• [Exercise aim]: Copy every line of the material below word for word.

--- start Listed records ---

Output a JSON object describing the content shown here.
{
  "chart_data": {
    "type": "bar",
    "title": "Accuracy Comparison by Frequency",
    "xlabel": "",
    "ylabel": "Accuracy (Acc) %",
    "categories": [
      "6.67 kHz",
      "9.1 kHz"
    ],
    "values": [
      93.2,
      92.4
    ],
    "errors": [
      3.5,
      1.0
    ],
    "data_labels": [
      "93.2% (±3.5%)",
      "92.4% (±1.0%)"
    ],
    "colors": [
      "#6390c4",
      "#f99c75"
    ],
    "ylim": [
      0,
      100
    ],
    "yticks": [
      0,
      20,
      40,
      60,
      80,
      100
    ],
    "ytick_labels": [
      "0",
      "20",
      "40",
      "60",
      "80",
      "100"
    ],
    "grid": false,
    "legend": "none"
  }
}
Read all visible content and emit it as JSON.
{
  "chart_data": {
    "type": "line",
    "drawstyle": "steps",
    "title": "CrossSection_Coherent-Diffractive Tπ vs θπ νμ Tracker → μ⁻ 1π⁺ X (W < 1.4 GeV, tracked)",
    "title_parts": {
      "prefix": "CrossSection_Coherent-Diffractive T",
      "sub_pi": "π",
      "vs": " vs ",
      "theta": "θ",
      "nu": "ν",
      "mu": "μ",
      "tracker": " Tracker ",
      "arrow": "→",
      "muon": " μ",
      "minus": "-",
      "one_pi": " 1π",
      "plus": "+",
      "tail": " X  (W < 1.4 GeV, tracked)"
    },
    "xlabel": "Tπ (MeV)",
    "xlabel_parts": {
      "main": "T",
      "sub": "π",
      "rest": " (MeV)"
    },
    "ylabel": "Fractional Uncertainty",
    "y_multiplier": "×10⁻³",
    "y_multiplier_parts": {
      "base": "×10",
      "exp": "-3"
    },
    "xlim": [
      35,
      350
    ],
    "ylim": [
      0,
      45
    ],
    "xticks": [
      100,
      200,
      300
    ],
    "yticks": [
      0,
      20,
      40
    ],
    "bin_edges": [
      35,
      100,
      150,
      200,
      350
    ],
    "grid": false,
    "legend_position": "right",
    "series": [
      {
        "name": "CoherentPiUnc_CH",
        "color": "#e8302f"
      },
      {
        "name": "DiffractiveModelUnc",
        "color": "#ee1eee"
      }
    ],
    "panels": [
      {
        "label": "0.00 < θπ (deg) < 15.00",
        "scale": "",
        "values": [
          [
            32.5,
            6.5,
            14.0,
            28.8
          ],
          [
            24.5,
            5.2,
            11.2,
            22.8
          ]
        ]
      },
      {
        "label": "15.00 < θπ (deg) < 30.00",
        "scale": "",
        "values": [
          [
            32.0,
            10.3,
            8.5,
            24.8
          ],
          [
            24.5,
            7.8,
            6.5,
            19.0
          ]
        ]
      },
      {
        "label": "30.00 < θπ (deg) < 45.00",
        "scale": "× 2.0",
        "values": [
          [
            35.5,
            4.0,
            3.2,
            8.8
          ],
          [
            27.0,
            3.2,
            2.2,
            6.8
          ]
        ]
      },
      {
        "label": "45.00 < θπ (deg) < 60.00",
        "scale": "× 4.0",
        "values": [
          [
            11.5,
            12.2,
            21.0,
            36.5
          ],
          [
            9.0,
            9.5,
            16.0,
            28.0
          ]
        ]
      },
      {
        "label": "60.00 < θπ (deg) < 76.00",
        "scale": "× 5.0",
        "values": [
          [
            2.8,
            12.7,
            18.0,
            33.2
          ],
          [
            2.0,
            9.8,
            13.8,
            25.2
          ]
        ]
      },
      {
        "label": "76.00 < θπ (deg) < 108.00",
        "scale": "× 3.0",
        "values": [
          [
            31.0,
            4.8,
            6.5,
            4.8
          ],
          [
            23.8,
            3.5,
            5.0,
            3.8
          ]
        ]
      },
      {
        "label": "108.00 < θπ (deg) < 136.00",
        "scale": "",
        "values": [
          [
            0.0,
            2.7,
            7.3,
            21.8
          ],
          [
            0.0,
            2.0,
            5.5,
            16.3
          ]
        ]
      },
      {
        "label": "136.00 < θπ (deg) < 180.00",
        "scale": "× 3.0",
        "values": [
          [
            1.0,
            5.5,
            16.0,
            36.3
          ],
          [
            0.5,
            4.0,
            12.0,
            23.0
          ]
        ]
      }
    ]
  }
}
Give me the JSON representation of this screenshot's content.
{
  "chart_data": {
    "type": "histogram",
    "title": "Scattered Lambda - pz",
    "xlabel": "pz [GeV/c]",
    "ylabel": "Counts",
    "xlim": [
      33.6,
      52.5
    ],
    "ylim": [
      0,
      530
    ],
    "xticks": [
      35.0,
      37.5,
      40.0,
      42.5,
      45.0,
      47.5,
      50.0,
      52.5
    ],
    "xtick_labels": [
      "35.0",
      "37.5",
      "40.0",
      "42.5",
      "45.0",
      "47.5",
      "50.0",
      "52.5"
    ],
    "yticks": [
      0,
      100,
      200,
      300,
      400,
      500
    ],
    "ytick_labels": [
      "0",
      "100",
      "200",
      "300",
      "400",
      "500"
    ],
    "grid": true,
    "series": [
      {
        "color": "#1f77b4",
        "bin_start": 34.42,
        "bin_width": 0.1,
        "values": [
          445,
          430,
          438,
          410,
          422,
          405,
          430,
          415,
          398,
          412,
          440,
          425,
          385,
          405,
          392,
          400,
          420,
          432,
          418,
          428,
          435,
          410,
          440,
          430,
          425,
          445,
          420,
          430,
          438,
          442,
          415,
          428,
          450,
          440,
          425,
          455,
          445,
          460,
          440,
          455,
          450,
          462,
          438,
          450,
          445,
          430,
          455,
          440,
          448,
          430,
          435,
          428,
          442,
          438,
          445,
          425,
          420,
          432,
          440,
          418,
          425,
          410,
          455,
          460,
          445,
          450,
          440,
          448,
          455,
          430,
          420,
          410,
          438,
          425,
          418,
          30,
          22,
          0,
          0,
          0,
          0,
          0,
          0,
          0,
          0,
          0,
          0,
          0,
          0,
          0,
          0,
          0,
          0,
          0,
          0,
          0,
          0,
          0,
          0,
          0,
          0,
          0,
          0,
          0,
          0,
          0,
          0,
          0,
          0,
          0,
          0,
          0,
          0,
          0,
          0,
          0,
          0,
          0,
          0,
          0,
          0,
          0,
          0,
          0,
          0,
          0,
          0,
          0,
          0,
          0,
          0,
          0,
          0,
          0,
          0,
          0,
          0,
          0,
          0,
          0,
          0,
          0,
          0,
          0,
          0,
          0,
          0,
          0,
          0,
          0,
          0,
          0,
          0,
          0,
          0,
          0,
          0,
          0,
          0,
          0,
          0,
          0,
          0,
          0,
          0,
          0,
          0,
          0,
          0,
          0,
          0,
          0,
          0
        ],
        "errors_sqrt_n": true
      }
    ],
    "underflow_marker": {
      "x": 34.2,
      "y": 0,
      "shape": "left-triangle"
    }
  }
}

--- end Listed records ---

• [Full output]:
Output a JSON object describing the content shown here.
{
  "chart_data": {
    "type": "bar",
    "title": "Accuracy Comparison by Frequency",
    "xlabel": "",
    "ylabel": "Accuracy (Acc) %",
    "categories": [
      "6.67 kHz",
      "9.1 kHz"
    ],
    "values": [
      93.2,
      92.4
    ],
    "errors": [
      3.5,
      1.0
    ],
    "data_labels": [
      "93.2% (±3.5%)",
      "92.4% (±1.0%)"
    ],
    "colors": [
      "#6390c4",
      "#f99c75"
    ],
    "ylim": [
      0,
      100
    ],
    "yticks": [
      0,
      20,
      40,
      60,
      80,
      100
    ],
    "ytick_labels": [
      "0",
      "20",
      "40",
      "60",
      "80",
      "100"
    ],
    "grid": false,
    "legend": "none"
  }
}
Read all visible content and emit it as JSON.
{
  "chart_data": {
    "type": "line",
    "drawstyle": "steps",
    "title": "CrossSection_Coherent-Diffractive Tπ vs θπ νμ Tracker → μ⁻ 1π⁺ X (W < 1.4 GeV, tracked)",
    "title_parts": {
      "prefix": "CrossSection_Coherent-Diffractive T",
      "sub_pi": "π",
      "vs": " vs ",
      "theta": "θ",
      "nu": "ν",
      "mu": "μ",
      "tracker": " Tracker ",
      "arrow": "→",
      "muon": " μ",
      "minus": "-",
      "one_pi": " 1π",
      "plus": "+",
      "tail": " X  (W < 1.4 GeV, tracked)"
    },
    "xlabel": "Tπ (MeV)",
    "xlabel_parts": {
      "main": "T",
      "sub": "π",
      "rest": " (MeV)"
    },
    "ylabel": "Fractional Uncertainty",
    "y_multiplier": "×10⁻³",
    "y_multiplier_parts": {
      "base": "×10",
      "exp": "-3"
    },
    "xlim": [
      35,
      350
    ],
    "ylim": [
      0,
      45
    ],
    "xticks": [
      100,
      200,
      300
    ],
    "yticks": [
      0,
      20,
      40
    ],
    "bin_edges": [
      35,
      100,
      150,
      200,
      350
    ],
    "grid": false,
    "legend_position": "right",
    "series": [
      {
        "name": "CoherentPiUnc_CH",
        "color": "#e8302f"
      },
      {
        "name": "DiffractiveModelUnc",
        "color": "#ee1eee"
      }
    ],
    "panels": [
      {
        "label": "0.00 < θπ (deg) < 15.00",
        "scale": "",
        "values": [
          [
            32.5,
            6.5,
            14.0,
            28.8
          ],
          [
            24.5,
            5.2,
            11.2,
            22.8
          ]
        ]
      },
      {
        "label": "15.00 < θπ (deg) < 30.00",
        "scale": "",
        "values": [
          [
            32.0,
            10.3,
            8.5,
            24.8
          ],
          [
            24.5,
            7.8,
            6.5,
            19.0
          ]
        ]
      },
      {
        "label": "30.00 < θπ (deg) < 45.00",
        "scale": "× 2.0",
        "values": [
          [
            35.5,
            4.0,
            3.2,
            8.8
          ],
          [
            27.0,
            3.2,
            2.2,
            6.8
          ]
        ]
      },
      {
        "label": "45.00 < θπ (deg) < 60.00",
        "scale": "× 4.0",
        "values": [
          [
            11.5,
            12.2,
            21.0,
            36.5
          ],
          [
            9.0,
            9.5,
            16.0,
            28.0
          ]
        ]
      },
      {
        "label": "60.00 < θπ (deg) < 76.00",
        "scale": "× 5.0",
        "values": [
          [
            2.8,
            12.7,
            18.0,
            33.2
          ],
          [
            2.0,
            9.8,
            13.8,
            25.2
          ]
        ]
      },
      {
        "label": "76.00 < θπ (deg) < 108.00",
        "scale": "× 3.0",
        "values": [
          [
            31.0,
            4.8,
            6.5,
            4.8
          ],
          [
            23.8,
            3.5,
            5.0,
            3.8
          ]
        ]
      },
      {
        "label": "108.00 < θπ (deg) < 136.00",
        "scale": "",
        "values": [
          [
            0.0,
            2.7,
            7.3,
            21.8
          ],
          [
            0.0,
            2.0,
            5.5,
            16.3
          ]
        ]
      },
      {
        "label": "136.00 < θπ (deg) < 180.00",
        "scale": "× 3.0",
        "values": [
          [
            1.0,
            5.5,
            16.0,
            36.3
          ],
          [
            0.5,
            4.0,
            12.0,
            23.0
          ]
        ]
      }
    ]
  }
}
Give me the JSON representation of this screenshot's content.
{
  "chart_data": {
    "type": "histogram",
    "title": "Scattered Lambda - pz",
    "xlabel": "pz [GeV/c]",
    "ylabel": "Counts",
    "xlim": [
      33.6,
      52.5
    ],
    "ylim": [
      0,
      530
    ],
    "xticks": [
      35.0,
      37.5,
      40.0,
      42.5,
      45.0,
      47.5,
      50.0,
      52.5
    ],
    "xtick_labels": [
      "35.0",
      "37.5",
      "40.0",
      "42.5",
      "45.0",
      "47.5",
      "50.0",
      "52.5"
    ],
    "yticks": [
      0,
      100,
      200,
      300,
      400,
      500
    ],
    "ytick_labels": [
      "0",
      "100",
      "200",
      "300",
      "400",
      "500"
    ],
    "grid": true,
    "series": [
      {
        "color": "#1f77b4",
        "bin_start": 34.42,
        "bin_width": 0.1,
        "values": [
          445,
          430,
          438,
          410,
          422,
          405,
          430,
          415,
          398,
          412,
          440,
          425,
          385,
          405,
          392,
          400,
          420,
          432,
          418,
          428,
          435,
          410,
          440,
          430,
          425,
          445,
          420,
          430,
          438,
          442,
          415,
          428,
          450,
          440,
          425,
          455,
          445,
          460,
          440,
          455,
          450,
          462,
          438,
          450,
          445,
          430,
          455,
          440,
          448,
          430,
          435,
          428,
          442,
          438,
          445,
          425,
          420,
          432,
          440,
          418,
          425,
          410,
          455,
          460,
          445,
          450,
          440,
          448,
          455,
          430,
          420,
          410,
          438,
          425,
          418,
          30,
          22,
          0,
          0,
          0,
          0,
          0,
          0,
          0,
          0,
          0,
          0,
          0,
          0,
          0,
          0,
          0,
          0,
          0,
          0,
          0,
          0,
          0,
          0,
          0,
          0,
          0,
          0,
          0,
          0,
          0,
          0,
          0,
          0,
          0,
          0,
          0,
          0,
          0,
          0,
          0,
          0,
          0,
          0,
          0,
          0,
          0,
          0,
          0,
          0,
          0,
          0,
          0,
          0,
          0,
          0,
          0,
          0,
          0,
          0,
          0,
          0,
          0,
          0,
          0,
          0,
          0,
          0,
          0,
          0,
          0,
          0,
          0,
          0,
          0,
          0,
          0,
          0,
          0,
          0,
          0,
          0,
          0,
          0,
          0,
          0,
          0,
          0,
          0,
          0,
          0,
          0,
          0,
          0,
          0,
          0,
          0,
          0
        ],
        "errors_sqrt_n": true
      }
    ],
    "underflow_marker": {
      "x": 34.2,
      "y": 0,
      "shape": "left-triangle"
    }
  }
}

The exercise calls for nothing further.